(STATED PROBLEM): Please reproduce every record, keeping each one exactly as written.

[Excerpts from a figure dataset]
_ _ _
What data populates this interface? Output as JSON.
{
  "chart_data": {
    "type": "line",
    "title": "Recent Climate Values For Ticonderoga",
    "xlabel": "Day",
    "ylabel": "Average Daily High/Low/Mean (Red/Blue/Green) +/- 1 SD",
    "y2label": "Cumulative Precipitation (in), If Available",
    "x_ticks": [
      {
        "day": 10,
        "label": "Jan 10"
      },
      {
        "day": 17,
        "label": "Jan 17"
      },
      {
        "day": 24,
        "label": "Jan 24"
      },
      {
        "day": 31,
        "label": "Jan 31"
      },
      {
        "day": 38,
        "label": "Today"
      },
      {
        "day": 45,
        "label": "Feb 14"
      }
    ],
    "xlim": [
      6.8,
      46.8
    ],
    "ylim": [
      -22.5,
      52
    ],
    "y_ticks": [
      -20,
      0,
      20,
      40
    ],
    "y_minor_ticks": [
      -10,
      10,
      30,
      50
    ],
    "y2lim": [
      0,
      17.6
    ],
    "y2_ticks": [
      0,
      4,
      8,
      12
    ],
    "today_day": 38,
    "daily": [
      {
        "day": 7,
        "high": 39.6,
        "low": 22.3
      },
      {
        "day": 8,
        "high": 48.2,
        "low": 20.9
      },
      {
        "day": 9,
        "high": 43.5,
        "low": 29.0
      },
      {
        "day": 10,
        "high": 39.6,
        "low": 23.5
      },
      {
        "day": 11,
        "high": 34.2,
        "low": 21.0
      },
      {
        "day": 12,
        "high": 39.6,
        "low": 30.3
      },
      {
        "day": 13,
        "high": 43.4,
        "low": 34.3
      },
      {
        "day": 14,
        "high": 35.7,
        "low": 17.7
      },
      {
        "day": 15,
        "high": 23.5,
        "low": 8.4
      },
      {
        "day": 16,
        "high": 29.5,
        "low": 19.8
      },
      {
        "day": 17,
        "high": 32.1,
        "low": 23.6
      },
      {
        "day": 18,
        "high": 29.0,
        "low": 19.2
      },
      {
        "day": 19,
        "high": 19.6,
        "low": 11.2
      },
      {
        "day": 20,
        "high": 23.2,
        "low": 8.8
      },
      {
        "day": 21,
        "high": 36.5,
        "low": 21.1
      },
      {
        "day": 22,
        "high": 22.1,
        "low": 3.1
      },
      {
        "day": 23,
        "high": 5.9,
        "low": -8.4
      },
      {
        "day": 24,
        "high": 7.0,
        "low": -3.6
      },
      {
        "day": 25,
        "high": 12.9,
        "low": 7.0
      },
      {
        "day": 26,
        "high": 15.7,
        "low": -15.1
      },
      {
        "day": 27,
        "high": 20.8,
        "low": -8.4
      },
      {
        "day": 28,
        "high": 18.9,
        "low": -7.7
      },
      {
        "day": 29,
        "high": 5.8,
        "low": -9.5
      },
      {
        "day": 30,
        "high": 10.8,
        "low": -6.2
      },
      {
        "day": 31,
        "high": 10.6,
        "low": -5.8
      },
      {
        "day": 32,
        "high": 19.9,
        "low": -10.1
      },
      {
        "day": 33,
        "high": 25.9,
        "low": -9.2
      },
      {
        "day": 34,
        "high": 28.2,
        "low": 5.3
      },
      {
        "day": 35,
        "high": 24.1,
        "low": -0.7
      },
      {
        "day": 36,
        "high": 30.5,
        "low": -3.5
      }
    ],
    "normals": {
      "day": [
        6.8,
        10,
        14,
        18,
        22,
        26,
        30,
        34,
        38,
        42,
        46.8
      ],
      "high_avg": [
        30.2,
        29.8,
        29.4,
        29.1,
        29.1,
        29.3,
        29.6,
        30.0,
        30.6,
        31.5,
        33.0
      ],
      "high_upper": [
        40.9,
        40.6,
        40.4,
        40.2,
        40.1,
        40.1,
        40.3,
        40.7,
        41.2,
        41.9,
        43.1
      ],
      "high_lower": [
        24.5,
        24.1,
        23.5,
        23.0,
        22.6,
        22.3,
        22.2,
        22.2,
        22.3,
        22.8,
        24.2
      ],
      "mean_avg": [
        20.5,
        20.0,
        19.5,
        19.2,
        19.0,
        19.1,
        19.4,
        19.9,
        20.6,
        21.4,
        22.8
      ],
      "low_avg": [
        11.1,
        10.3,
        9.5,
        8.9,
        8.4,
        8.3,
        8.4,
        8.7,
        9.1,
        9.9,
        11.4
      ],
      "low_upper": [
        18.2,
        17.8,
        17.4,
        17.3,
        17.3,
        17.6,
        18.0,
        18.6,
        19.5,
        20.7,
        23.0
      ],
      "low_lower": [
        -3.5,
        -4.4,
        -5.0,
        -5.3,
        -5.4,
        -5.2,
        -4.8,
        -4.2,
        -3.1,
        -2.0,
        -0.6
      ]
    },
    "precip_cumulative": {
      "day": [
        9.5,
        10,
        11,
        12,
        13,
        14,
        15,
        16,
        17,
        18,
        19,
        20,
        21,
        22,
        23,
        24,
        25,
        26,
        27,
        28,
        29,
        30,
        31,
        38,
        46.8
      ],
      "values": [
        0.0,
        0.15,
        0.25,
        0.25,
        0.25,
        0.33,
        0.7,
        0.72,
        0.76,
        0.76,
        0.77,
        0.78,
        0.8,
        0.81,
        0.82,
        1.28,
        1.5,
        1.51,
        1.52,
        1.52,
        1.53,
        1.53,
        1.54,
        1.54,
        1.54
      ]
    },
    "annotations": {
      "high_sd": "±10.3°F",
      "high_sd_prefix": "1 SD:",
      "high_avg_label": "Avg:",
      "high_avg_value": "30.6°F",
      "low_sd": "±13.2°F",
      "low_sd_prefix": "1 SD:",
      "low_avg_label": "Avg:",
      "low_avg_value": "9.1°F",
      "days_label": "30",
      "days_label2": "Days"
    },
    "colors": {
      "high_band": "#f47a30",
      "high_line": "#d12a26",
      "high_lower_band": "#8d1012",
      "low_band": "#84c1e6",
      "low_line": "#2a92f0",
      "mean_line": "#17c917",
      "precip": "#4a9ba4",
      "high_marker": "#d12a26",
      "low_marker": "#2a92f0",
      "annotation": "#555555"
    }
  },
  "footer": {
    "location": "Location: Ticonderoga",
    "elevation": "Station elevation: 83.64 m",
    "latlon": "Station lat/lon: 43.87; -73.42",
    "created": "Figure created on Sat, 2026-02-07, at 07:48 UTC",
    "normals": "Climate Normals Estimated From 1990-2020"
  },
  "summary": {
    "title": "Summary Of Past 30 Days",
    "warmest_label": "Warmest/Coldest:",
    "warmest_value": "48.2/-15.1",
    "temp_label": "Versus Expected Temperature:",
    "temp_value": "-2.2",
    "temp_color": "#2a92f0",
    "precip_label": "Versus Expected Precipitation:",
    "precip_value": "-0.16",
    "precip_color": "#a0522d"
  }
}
_ _ _
(ANSWER BELOW):
What data populates this interface? Output as JSON.
{
  "chart_data": {
    "type": "line",
    "title": "Recent Climate Values For Ticonderoga",
    "xlabel": "Day",
    "ylabel": "Average Daily High/Low/Mean (Red/Blue/Green) +/- 1 SD",
    "y2label": "Cumulative Precipitation (in), If Available",
    "x_ticks": [
      {
        "day": 10,
        "label": "Jan 10"
      },
      {
        "day": 17,
        "label": "Jan 17"
      },
      {
        "day": 24,
        "label": "Jan 24"
      },
      {
        "day": 31,
        "label": "Jan 31"
      },
      {
        "day": 38,
        "label": "Today"
      },
      {
        "day": 45,
        "label": "Feb 14"
      }
    ],
    "xlim": [
      6.8,
      46.8
    ],
    "ylim": [
      -22.5,
      52
    ],
    "y_ticks": [
      -20,
      0,
      20,
      40
    ],
    "y_minor_ticks": [
      -10,
      10,
      30,
      50
    ],
    "y2lim": [
      0,
      17.6
    ],
    "y2_ticks": [
      0,
      4,
      8,
      12
    ],
    "today_day": 38,
    "daily": [
      {
        "day": 7,
        "high": 39.6,
        "low": 22.3
      },
      {
        "day": 8,
        "high": 48.2,
        "low": 20.9
      },
      {
        "day": 9,
        "high": 43.5,
        "low": 29.0
      },
      {
        "day": 10,
        "high": 39.6,
        "low": 23.5
      },
      {
        "day": 11,
        "high": 34.2,
        "low": 21.0
      },
      {
        "day": 12,
        "high": 39.6,
        "low": 30.3
      },
      {
        "day": 13,
        "high": 43.4,
        "low": 34.3
      },
      {
        "day": 14,
        "high": 35.7,
        "low": 17.7
      },
      {
        "day": 15,
        "high": 23.5,
        "low": 8.4
      },
      {
        "day": 16,
        "high": 29.5,
        "low": 19.8
      },
      {
        "day": 17,
        "high": 32.1,
        "low": 23.6
      },
      {
        "day": 18,
        "high": 29.0,
        "low": 19.2
      },
      {
        "day": 19,
        "high": 19.6,
        "low": 11.2
      },
      {
        "day": 20,
        "high": 23.2,
        "low": 8.8
      },
      {
        "day": 21,
        "high": 36.5,
        "low": 21.1
      },
      {
        "day": 22,
        "high": 22.1,
        "low": 3.1
      },
      {
        "day": 23,
        "high": 5.9,
        "low": -8.4
      },
      {
        "day": 24,
        "high": 7.0,
        "low": -3.6
      },
      {
        "day": 25,
        "high": 12.9,
        "low": 7.0
      },
      {
        "day": 26,
        "high": 15.7,
        "low": -15.1
      },
      {
        "day": 27,
        "high": 20.8,
        "low": -8.4
      },
      {
        "day": 28,
        "high": 18.9,
        "low": -7.7
      },
      {
        "day": 29,
        "high": 5.8,
        "low": -9.5
      },
      {
        "day": 30,
        "high": 10.8,
        "low": -6.2
      },
      {
        "day": 31,
        "high": 10.6,
        "low": -5.8
      },
      {
        "day": 32,
        "high": 19.9,
        "low": -10.1
      },
      {
        "day": 33,
        "high": 25.9,
        "low": -9.2
      },
      {
        "day": 34,
        "high": 28.2,
        "low": 5.3
      },
      {
        "day": 35,
        "high": 24.1,
        "low": -0.7
      },
      {
        "day": 36,
        "high": 30.5,
        "low": -3.5
      }
    ],
    "normals": {
      "day": [
        6.8,
        10,
        14,
        18,
        22,
        26,
        30,
        34,
        38,
        42,
        46.8
      ],
      "high_avg": [
        30.2,
        29.8,
        29.4,
        29.1,
        29.1,
        29.3,
        29.6,
        30.0,
        30.6,
        31.5,
        33.0
      ],
      "high_upper": [
        40.9,
        40.6,
        40.4,
        40.2,
        40.1,
        40.1,
        40.3,
        40.7,
        41.2,
        41.9,
        43.1
      ],
      "high_lower": [
        24.5,
        24.1,
        23.5,
        23.0,
        22.6,
        22.3,
        22.2,
        22.2,
        22.3,
        22.8,
        24.2
      ],
      "mean_avg": [
        20.5,
        20.0,
        19.5,
        19.2,
        19.0,
        19.1,
        19.4,
        19.9,
        20.6,
        21.4,
        22.8
      ],
      "low_avg": [
        11.1,
        10.3,
        9.5,
        8.9,
        8.4,
        8.3,
        8.4,
        8.7,
        9.1,
        9.9,
        11.4
      ],
      "low_upper": [
        18.2,
        17.8,
        17.4,
        17.3,
        17.3,
        17.6,
        18.0,
        18.6,
        19.5,
        20.7,
        23.0
      ],
      "low_lower": [
        -3.5,
        -4.4,
        -5.0,
        -5.3,
        -5.4,
        -5.2,
        -4.8,
        -4.2,
        -3.1,
        -2.0,
        -0.6
      ]
    },
    "precip_cumulative": {
      "day": [
        9.5,
        10,
        11,
        12,
        13,
        14,
        15,
        16,
        17,
        18,
        19,
        20,
        21,
        22,
        23,
        24,
        25,
        26,
        27,
        28,
        29,
        30,
        31,
        38,
        46.8
      ],
      "values": [
        0.0,
        0.15,
        0.25,
        0.25,
        0.25,
        0.33,
        0.7,
        0.72,
        0.76,
        0.76,
        0.77,
        0.78,
        0.8,
        0.81,
        0.82,
        1.28,
        1.5,
        1.51,
        1.52,
        1.52,
        1.53,
        1.53,
        1.54,
        1.54,
        1.54
      ]
    },
    "annotations": {
      "high_sd": "±10.3°F",
      "high_sd_prefix": "1 SD:",
      "high_avg_label": "Avg:",
      "high_avg_value": "30.6°F",
      "low_sd": "±13.2°F",
      "low_sd_prefix": "1 SD:",
      "low_avg_label": "Avg:",
      "low_avg_value": "9.1°F",
      "days_label": "30",
      "days_label2": "Days"
    },
    "colors": {
      "high_band": "#f47a30",
      "high_line": "#d12a26",
      "high_lower_band": "#8d1012",
      "low_band": "#84c1e6",
      "low_line": "#2a92f0",
      "mean_line": "#17c917",
      "precip": "#4a9ba4",
      "high_marker": "#d12a26",
      "low_marker": "#2a92f0",
      "annotation": "#555555"
    }
  },
  "footer": {
    "location": "Location: Ticonderoga",
    "elevation": "Station elevation: 83.64 m",
    "latlon": "Station lat/lon: 43.87; -73.42",
    "created": "Figure created on Sat, 2026-02-07, at 07:48 UTC",
    "normals": "Climate Normals Estimated From 1990-2020"
  },
  "summary": {
    "title": "Summary Of Past 30 Days",
    "warmest_label": "Warmest/Coldest:",
    "warmest_value": "48.2/-15.1",
    "temp_label": "Versus Expected Temperature:",
    "temp_value": "-2.2",
    "temp_color": "#2a92f0",
    "precip_label": "Versus Expected Precipitation:",
    "precip_value": "-0.16",
    "precip_color": "#a0522d"
  }
}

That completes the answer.